◆ What you are asked to do
Where a line in the listing contains the string "channel", copy that line out.

[Dataset records on visual material]

---------------

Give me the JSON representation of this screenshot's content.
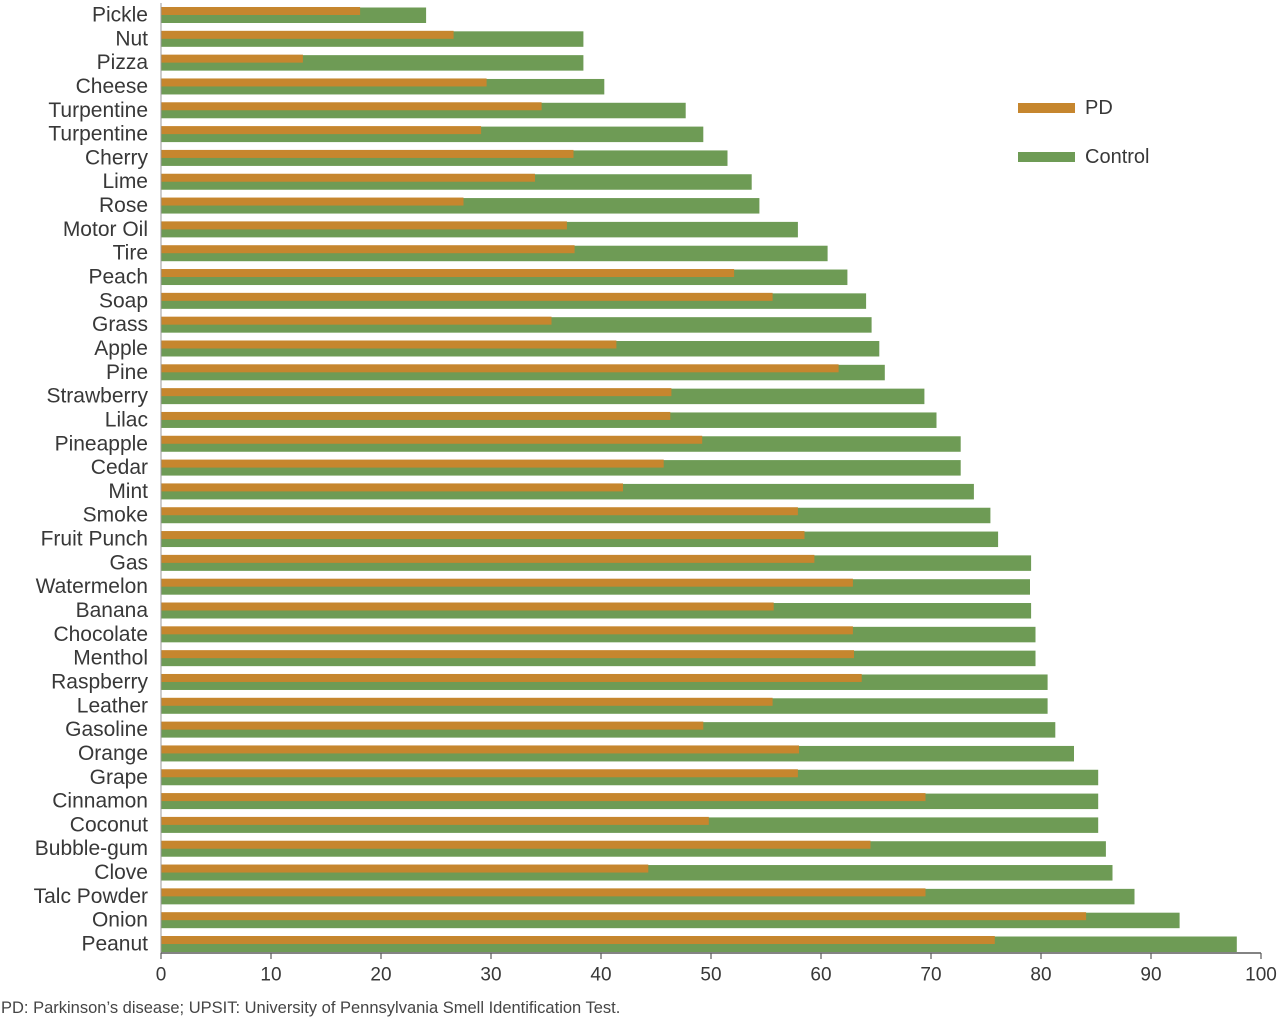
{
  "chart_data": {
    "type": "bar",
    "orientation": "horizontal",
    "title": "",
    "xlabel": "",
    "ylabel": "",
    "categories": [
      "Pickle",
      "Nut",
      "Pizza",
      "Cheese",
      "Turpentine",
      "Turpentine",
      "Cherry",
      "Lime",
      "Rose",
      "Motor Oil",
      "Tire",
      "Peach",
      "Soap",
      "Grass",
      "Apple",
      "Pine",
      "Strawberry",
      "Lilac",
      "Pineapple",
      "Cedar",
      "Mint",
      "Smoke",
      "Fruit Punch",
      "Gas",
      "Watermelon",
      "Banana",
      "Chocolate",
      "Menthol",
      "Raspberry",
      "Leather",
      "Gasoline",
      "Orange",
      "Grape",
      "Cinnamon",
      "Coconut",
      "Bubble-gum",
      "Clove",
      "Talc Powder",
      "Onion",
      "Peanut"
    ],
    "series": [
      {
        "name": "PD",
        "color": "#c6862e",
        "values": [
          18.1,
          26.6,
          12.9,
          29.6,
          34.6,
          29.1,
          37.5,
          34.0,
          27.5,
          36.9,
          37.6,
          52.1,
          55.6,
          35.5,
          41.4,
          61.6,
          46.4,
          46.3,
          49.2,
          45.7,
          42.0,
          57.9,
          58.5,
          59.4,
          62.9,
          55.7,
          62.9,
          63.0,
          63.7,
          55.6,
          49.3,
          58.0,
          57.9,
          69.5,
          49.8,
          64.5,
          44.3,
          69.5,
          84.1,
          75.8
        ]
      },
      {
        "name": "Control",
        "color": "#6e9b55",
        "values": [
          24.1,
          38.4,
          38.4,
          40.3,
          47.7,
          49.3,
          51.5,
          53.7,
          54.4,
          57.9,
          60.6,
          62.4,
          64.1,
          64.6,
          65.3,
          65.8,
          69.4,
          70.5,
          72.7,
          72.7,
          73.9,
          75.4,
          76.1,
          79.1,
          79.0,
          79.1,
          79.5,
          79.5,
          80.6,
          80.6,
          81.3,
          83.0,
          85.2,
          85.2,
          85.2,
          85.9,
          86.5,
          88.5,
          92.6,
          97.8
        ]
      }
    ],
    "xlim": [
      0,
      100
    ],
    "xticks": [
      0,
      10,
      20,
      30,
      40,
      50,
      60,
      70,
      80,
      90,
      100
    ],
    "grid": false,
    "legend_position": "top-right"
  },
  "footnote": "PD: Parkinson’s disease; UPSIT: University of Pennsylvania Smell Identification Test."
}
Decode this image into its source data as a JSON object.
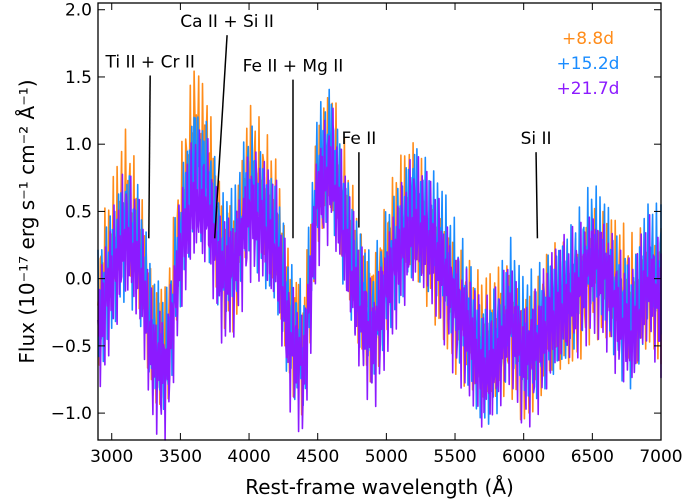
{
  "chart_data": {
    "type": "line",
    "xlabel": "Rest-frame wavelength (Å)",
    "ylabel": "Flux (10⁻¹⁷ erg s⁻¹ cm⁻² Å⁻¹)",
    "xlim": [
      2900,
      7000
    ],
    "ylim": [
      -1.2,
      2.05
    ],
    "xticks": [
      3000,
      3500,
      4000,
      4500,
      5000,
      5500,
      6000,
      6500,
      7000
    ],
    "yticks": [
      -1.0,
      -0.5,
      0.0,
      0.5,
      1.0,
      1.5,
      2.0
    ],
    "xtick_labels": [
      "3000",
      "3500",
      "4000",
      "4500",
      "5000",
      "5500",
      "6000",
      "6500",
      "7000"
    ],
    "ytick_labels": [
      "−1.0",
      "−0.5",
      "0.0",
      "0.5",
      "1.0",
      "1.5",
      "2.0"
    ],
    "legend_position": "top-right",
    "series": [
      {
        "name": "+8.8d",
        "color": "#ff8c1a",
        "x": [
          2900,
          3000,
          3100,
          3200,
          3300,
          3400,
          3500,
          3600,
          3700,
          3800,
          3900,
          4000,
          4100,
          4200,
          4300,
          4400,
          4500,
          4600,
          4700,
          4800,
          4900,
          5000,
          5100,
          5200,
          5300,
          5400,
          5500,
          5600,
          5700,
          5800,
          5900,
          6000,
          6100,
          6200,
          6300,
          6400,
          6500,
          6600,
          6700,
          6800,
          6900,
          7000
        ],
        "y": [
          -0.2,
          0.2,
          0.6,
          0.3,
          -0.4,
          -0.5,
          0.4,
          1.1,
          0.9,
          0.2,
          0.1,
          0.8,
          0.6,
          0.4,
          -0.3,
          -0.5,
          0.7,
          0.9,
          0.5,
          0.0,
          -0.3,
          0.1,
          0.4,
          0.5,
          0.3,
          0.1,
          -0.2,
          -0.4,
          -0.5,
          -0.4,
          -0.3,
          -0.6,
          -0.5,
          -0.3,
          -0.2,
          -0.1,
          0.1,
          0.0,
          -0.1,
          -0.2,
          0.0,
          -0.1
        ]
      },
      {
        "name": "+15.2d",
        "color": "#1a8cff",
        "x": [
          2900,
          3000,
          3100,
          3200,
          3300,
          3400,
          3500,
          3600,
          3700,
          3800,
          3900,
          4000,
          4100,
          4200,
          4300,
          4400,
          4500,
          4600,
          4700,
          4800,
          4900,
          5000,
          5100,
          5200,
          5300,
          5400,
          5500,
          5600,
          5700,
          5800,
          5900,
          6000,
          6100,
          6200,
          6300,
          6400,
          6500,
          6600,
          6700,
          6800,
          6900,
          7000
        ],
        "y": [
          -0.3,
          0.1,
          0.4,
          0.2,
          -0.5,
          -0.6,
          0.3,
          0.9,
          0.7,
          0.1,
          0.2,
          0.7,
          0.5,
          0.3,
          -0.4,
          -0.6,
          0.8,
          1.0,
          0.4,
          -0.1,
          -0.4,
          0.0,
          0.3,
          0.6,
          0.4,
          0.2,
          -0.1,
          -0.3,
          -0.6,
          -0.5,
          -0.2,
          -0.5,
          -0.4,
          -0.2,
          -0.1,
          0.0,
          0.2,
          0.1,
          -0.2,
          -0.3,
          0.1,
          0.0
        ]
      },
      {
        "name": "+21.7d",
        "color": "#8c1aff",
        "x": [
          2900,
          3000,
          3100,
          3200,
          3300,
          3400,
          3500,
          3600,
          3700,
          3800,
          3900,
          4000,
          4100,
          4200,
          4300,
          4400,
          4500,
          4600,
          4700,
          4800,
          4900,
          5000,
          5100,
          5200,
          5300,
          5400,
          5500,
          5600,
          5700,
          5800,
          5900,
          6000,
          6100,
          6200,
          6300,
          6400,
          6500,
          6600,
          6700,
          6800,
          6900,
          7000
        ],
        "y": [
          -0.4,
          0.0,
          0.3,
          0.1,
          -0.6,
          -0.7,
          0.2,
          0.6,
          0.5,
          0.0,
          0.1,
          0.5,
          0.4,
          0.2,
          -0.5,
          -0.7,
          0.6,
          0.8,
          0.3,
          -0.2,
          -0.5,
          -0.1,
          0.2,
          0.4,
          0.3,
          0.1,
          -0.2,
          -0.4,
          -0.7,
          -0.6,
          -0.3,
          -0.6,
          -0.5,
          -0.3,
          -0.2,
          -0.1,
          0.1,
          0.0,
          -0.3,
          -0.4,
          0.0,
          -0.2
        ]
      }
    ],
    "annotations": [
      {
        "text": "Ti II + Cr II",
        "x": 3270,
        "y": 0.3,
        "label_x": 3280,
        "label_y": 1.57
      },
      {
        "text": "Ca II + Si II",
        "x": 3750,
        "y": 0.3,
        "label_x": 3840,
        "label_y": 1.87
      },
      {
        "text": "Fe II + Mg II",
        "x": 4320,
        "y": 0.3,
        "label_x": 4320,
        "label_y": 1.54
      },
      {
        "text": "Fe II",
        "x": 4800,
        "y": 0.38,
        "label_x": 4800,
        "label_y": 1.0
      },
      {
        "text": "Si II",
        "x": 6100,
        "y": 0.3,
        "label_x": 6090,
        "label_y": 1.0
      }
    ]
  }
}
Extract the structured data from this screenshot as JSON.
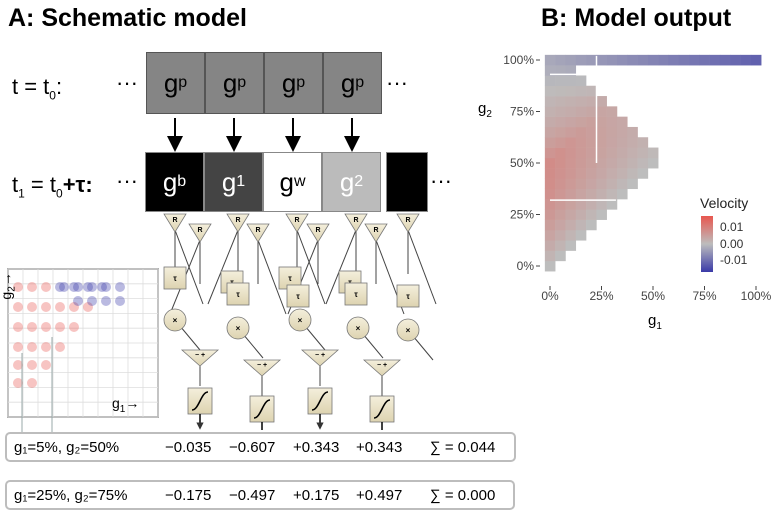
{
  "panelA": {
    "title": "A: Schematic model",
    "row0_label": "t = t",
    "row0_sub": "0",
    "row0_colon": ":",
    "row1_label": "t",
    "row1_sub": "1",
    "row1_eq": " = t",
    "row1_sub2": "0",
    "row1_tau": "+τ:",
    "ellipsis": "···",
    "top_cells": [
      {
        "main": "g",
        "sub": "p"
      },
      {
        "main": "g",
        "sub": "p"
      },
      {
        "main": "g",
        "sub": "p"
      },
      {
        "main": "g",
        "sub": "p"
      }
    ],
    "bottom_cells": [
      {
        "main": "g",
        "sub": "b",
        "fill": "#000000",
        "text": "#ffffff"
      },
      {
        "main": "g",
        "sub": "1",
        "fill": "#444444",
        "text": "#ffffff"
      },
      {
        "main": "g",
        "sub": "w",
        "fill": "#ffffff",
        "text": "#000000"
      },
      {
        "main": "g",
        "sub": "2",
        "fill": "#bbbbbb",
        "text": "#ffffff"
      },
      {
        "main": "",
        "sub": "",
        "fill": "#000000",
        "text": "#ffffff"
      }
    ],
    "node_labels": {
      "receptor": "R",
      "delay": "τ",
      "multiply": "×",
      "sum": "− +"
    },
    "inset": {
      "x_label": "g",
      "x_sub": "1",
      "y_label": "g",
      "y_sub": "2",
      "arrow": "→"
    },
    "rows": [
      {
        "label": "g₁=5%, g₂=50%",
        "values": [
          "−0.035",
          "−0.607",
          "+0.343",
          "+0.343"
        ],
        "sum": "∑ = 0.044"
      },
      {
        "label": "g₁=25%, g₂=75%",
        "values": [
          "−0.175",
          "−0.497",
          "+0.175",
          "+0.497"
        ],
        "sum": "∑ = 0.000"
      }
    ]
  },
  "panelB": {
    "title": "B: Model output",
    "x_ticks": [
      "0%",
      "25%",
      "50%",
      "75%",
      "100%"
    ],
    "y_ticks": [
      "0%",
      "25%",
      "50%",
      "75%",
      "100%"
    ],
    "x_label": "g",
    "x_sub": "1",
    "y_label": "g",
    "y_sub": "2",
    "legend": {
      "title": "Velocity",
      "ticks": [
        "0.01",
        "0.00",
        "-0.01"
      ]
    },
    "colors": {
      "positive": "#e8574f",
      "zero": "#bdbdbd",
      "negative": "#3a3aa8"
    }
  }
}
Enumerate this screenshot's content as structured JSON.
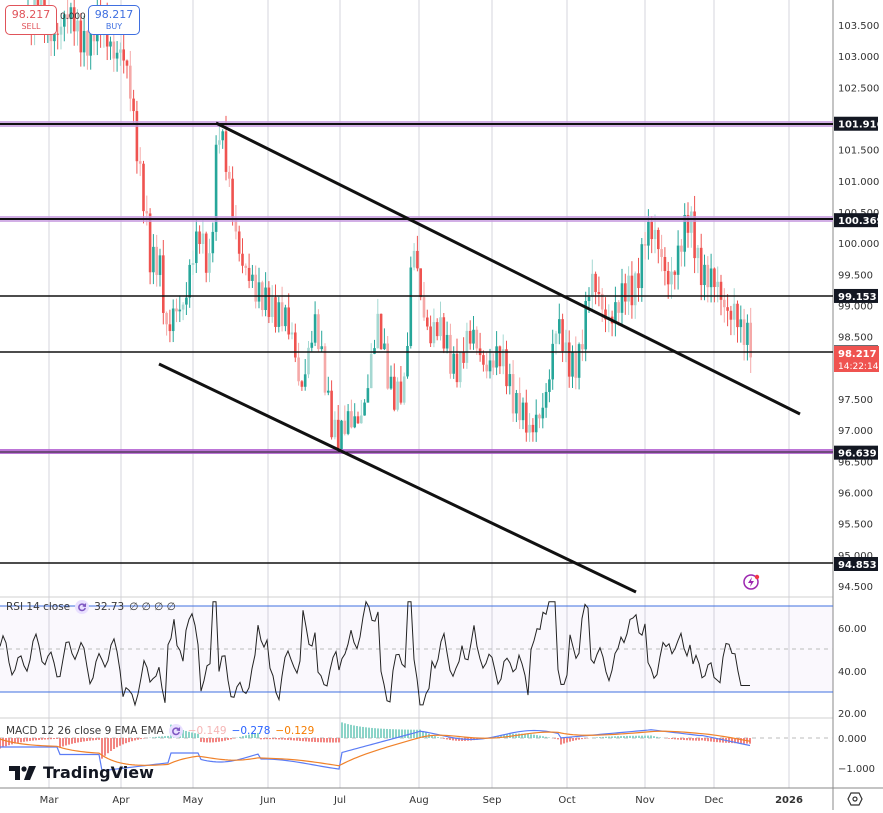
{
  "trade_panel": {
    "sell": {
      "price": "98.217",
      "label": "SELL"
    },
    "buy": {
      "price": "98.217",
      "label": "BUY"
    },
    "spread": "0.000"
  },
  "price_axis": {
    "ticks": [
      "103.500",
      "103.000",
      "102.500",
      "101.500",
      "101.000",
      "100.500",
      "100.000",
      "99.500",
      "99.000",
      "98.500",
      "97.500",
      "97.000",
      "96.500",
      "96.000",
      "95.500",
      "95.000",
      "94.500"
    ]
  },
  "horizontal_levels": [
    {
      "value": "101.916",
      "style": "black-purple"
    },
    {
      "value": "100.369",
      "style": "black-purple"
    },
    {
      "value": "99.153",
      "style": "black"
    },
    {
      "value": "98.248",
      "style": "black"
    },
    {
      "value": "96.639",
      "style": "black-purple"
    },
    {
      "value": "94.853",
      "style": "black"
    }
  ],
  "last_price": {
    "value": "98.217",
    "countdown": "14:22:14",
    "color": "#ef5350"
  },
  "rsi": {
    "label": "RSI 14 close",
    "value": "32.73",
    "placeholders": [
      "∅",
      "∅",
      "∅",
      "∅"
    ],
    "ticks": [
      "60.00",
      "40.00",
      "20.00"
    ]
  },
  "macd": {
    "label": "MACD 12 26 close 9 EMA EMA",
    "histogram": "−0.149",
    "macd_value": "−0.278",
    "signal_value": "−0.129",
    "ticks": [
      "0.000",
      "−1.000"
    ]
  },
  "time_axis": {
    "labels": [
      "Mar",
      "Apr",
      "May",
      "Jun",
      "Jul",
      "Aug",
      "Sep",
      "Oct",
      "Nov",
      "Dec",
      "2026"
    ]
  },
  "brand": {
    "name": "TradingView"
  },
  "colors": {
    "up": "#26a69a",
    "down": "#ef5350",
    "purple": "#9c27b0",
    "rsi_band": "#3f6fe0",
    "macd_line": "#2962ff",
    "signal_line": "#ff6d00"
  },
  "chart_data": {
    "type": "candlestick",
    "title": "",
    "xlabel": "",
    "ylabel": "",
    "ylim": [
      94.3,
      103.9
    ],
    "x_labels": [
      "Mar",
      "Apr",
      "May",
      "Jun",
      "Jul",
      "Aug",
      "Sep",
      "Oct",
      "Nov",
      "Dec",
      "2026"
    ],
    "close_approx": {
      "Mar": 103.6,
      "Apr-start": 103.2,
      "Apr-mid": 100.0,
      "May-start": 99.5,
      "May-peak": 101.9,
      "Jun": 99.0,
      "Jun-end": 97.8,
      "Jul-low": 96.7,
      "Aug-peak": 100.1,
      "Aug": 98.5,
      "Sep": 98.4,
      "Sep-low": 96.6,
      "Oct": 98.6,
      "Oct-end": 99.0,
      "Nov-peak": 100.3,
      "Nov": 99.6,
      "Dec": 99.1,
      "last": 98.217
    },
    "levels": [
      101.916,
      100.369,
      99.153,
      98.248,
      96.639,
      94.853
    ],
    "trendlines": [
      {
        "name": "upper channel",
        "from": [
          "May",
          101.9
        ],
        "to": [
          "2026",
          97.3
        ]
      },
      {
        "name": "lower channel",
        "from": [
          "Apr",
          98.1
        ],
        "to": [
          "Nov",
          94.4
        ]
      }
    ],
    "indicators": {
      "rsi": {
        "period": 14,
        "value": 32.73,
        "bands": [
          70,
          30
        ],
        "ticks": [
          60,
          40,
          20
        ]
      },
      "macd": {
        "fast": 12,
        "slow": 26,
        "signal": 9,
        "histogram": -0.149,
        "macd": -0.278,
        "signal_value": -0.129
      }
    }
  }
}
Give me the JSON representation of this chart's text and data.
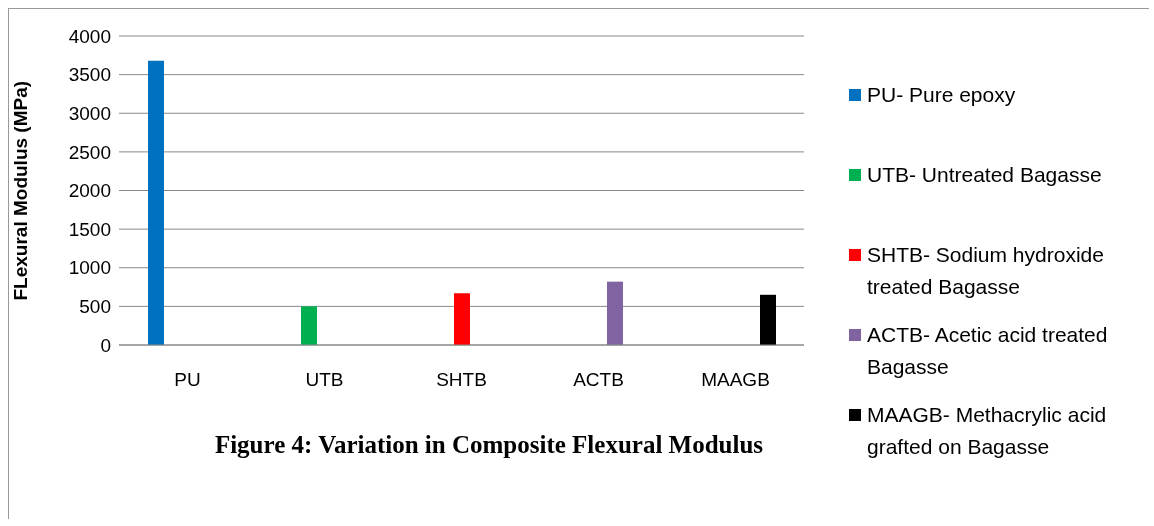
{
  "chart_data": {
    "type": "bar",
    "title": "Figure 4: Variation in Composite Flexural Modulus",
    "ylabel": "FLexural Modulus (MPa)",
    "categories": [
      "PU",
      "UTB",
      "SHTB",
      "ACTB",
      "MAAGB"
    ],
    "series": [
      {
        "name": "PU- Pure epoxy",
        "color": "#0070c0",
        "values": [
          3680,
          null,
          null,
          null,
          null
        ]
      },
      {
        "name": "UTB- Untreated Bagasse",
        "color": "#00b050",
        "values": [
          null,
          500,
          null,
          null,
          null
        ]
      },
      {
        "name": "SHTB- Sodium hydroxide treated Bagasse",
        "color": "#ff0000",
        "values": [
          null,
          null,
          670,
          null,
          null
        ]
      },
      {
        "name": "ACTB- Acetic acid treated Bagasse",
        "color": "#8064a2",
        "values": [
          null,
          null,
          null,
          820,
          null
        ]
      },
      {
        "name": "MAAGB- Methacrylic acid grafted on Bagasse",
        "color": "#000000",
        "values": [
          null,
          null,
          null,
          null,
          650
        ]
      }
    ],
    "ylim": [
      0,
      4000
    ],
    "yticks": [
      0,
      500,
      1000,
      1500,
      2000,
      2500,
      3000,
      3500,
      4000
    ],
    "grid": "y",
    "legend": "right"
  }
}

---------------

◆ Response
        "name": "upper channel",
        "name": "lower channel",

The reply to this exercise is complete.